[Exercise directions] Here are some records; return them all exactly.
_____
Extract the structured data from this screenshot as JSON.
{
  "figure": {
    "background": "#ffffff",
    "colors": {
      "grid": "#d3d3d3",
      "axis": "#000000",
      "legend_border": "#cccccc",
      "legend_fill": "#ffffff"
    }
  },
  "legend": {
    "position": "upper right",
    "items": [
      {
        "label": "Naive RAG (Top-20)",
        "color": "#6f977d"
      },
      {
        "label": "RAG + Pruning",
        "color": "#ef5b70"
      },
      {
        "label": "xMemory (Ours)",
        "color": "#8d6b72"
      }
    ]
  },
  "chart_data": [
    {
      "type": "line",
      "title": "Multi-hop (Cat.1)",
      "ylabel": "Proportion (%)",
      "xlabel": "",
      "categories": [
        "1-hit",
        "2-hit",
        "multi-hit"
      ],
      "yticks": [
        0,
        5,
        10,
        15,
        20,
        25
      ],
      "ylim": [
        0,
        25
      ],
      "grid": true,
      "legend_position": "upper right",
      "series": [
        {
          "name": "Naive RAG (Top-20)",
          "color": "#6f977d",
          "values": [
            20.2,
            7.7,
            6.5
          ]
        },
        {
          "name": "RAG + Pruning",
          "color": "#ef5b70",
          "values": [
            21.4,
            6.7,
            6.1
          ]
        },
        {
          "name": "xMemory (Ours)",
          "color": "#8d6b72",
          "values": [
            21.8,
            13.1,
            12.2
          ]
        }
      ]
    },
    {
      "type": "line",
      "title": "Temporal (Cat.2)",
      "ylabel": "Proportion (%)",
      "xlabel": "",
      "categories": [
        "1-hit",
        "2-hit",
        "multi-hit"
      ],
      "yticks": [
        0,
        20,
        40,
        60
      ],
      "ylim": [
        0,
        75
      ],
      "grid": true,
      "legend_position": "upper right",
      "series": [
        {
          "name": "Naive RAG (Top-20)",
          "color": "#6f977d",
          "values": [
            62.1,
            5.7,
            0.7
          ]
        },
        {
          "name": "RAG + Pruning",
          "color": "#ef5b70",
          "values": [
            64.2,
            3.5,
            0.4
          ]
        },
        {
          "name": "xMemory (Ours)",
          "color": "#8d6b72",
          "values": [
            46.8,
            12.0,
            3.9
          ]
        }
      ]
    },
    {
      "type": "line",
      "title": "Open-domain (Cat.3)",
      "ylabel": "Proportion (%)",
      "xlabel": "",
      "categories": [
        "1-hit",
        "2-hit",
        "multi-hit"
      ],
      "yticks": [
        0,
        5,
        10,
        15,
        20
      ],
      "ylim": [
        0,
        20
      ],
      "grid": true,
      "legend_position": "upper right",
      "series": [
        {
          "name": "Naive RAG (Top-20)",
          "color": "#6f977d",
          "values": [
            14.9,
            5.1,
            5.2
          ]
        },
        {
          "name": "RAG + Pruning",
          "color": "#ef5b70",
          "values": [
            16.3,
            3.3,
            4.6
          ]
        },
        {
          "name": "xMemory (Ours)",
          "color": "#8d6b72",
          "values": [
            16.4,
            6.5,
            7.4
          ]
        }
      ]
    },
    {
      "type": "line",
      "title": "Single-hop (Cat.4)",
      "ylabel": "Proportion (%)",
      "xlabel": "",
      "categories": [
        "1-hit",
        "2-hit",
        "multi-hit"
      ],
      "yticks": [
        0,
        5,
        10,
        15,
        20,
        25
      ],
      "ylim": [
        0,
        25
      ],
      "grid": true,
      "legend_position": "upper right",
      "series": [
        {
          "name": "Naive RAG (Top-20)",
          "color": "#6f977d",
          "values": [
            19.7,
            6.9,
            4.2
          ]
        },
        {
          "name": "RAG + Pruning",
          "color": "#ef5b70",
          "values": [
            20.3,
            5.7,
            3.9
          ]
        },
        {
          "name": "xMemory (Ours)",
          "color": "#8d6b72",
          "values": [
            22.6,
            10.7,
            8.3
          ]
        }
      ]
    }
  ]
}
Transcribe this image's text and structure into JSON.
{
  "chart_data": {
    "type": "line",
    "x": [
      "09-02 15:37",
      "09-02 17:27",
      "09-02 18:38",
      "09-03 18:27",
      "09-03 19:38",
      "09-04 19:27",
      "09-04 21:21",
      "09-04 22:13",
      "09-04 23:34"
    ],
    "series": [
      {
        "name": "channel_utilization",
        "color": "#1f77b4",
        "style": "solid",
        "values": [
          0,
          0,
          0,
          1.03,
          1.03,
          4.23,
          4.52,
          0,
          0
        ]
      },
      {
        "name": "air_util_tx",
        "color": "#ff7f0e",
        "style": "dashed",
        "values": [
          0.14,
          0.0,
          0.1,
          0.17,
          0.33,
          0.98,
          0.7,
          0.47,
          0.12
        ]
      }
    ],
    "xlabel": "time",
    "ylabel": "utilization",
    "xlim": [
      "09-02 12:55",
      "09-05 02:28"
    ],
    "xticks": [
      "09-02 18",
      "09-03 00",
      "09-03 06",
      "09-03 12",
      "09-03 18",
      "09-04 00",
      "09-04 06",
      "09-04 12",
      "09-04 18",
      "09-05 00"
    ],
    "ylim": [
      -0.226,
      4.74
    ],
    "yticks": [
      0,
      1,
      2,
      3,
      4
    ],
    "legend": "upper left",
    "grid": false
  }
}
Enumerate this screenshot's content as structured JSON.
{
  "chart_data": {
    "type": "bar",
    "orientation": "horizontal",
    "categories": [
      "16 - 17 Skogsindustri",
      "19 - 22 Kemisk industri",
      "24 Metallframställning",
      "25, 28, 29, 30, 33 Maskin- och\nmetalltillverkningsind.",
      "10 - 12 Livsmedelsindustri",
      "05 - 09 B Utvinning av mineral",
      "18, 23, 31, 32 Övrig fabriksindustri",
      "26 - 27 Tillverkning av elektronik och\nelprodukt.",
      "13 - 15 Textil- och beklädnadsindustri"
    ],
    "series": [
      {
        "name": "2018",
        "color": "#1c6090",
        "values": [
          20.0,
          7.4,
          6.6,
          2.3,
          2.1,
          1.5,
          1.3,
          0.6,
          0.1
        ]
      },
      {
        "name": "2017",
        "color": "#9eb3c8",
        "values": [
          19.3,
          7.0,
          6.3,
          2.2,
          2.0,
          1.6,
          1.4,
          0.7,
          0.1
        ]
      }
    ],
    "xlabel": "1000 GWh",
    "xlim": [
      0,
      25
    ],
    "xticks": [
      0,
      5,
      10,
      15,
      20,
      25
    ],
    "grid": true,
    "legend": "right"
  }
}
_____
[Answer to this task]
Extract the structured data from this screenshot as JSON.
{
  "figure": {
    "background": "#ffffff",
    "colors": {
      "grid": "#d3d3d3",
      "axis": "#000000",
      "legend_border": "#cccccc",
      "legend_fill": "#ffffff"
    }
  },
  "legend": {
    "position": "upper right",
    "items": [
      {
        "label": "Naive RAG (Top-20)",
        "color": "#6f977d"
      },
      {
        "label": "RAG + Pruning",
        "color": "#ef5b70"
      },
      {
        "label": "xMemory (Ours)",
        "color": "#8d6b72"
      }
    ]
  },
  "chart_data": [
    {
      "type": "line",
      "title": "Multi-hop (Cat.1)",
      "ylabel": "Proportion (%)",
      "xlabel": "",
      "categories": [
        "1-hit",
        "2-hit",
        "multi-hit"
      ],
      "yticks": [
        0,
        5,
        10,
        15,
        20,
        25
      ],
      "ylim": [
        0,
        25
      ],
      "grid": true,
      "legend_position": "upper right",
      "series": [
        {
          "name": "Naive RAG (Top-20)",
          "color": "#6f977d",
          "values": [
            20.2,
            7.7,
            6.5
          ]
        },
        {
          "name": "RAG + Pruning",
          "color": "#ef5b70",
          "values": [
            21.4,
            6.7,
            6.1
          ]
        },
        {
          "name": "xMemory (Ours)",
          "color": "#8d6b72",
          "values": [
            21.8,
            13.1,
            12.2
          ]
        }
      ]
    },
    {
      "type": "line",
      "title": "Temporal (Cat.2)",
      "ylabel": "Proportion (%)",
      "xlabel": "",
      "categories": [
        "1-hit",
        "2-hit",
        "multi-hit"
      ],
      "yticks": [
        0,
        20,
        40,
        60
      ],
      "ylim": [
        0,
        75
      ],
      "grid": true,
      "legend_position": "upper right",
      "series": [
        {
          "name": "Naive RAG (Top-20)",
          "color": "#6f977d",
          "values": [
            62.1,
            5.7,
            0.7
          ]
        },
        {
          "name": "RAG + Pruning",
          "color": "#ef5b70",
          "values": [
            64.2,
            3.5,
            0.4
          ]
        },
        {
          "name": "xMemory (Ours)",
          "color": "#8d6b72",
          "values": [
            46.8,
            12.0,
            3.9
          ]
        }
      ]
    },
    {
      "type": "line",
      "title": "Open-domain (Cat.3)",
      "ylabel": "Proportion (%)",
      "xlabel": "",
      "categories": [
        "1-hit",
        "2-hit",
        "multi-hit"
      ],
      "yticks": [
        0,
        5,
        10,
        15,
        20
      ],
      "ylim": [
        0,
        20
      ],
      "grid": true,
      "legend_position": "upper right",
      "series": [
        {
          "name": "Naive RAG (Top-20)",
          "color": "#6f977d",
          "values": [
            14.9,
            5.1,
            5.2
          ]
        },
        {
          "name": "RAG + Pruning",
          "color": "#ef5b70",
          "values": [
            16.3,
            3.3,
            4.6
          ]
        },
        {
          "name": "xMemory (Ours)",
          "color": "#8d6b72",
          "values": [
            16.4,
            6.5,
            7.4
          ]
        }
      ]
    },
    {
      "type": "line",
      "title": "Single-hop (Cat.4)",
      "ylabel": "Proportion (%)",
      "xlabel": "",
      "categories": [
        "1-hit",
        "2-hit",
        "multi-hit"
      ],
      "yticks": [
        0,
        5,
        10,
        15,
        20,
        25
      ],
      "ylim": [
        0,
        25
      ],
      "grid": true,
      "legend_position": "upper right",
      "series": [
        {
          "name": "Naive RAG (Top-20)",
          "color": "#6f977d",
          "values": [
            19.7,
            6.9,
            4.2
          ]
        },
        {
          "name": "RAG + Pruning",
          "color": "#ef5b70",
          "values": [
            20.3,
            5.7,
            3.9
          ]
        },
        {
          "name": "xMemory (Ours)",
          "color": "#8d6b72",
          "values": [
            22.6,
            10.7,
            8.3
          ]
        }
      ]
    }
  ]
}
Transcribe this image's text and structure into JSON.
{
  "chart_data": {
    "type": "line",
    "x": [
      "09-02 15:37",
      "09-02 17:27",
      "09-02 18:38",
      "09-03 18:27",
      "09-03 19:38",
      "09-04 19:27",
      "09-04 21:21",
      "09-04 22:13",
      "09-04 23:34"
    ],
    "series": [
      {
        "name": "channel_utilization",
        "color": "#1f77b4",
        "style": "solid",
        "values": [
          0,
          0,
          0,
          1.03,
          1.03,
          4.23,
          4.52,
          0,
          0
        ]
      },
      {
        "name": "air_util_tx",
        "color": "#ff7f0e",
        "style": "dashed",
        "values": [
          0.14,
          0.0,
          0.1,
          0.17,
          0.33,
          0.98,
          0.7,
          0.47,
          0.12
        ]
      }
    ],
    "xlabel": "time",
    "ylabel": "utilization",
    "xlim": [
      "09-02 12:55",
      "09-05 02:28"
    ],
    "xticks": [
      "09-02 18",
      "09-03 00",
      "09-03 06",
      "09-03 12",
      "09-03 18",
      "09-04 00",
      "09-04 06",
      "09-04 12",
      "09-04 18",
      "09-05 00"
    ],
    "ylim": [
      -0.226,
      4.74
    ],
    "yticks": [
      0,
      1,
      2,
      3,
      4
    ],
    "legend": "upper left",
    "grid": false
  }
}
Enumerate this screenshot's content as structured JSON.
{
  "chart_data": {
    "type": "bar",
    "orientation": "horizontal",
    "categories": [
      "16 - 17 Skogsindustri",
      "19 - 22 Kemisk industri",
      "24 Metallframställning",
      "25, 28, 29, 30, 33 Maskin- och\nmetalltillverkningsind.",
      "10 - 12 Livsmedelsindustri",
      "05 - 09 B Utvinning av mineral",
      "18, 23, 31, 32 Övrig fabriksindustri",
      "26 - 27 Tillverkning av elektronik och\nelprodukt.",
      "13 - 15 Textil- och beklädnadsindustri"
    ],
    "series": [
      {
        "name": "2018",
        "color": "#1c6090",
        "values": [
          20.0,
          7.4,
          6.6,
          2.3,
          2.1,
          1.5,
          1.3,
          0.6,
          0.1
        ]
      },
      {
        "name": "2017",
        "color": "#9eb3c8",
        "values": [
          19.3,
          7.0,
          6.3,
          2.2,
          2.0,
          1.6,
          1.4,
          0.7,
          0.1
        ]
      }
    ],
    "xlabel": "1000 GWh",
    "xlim": [
      0,
      25
    ],
    "xticks": [
      0,
      5,
      10,
      15,
      20,
      25
    ],
    "grid": true,
    "legend": "right"
  }
}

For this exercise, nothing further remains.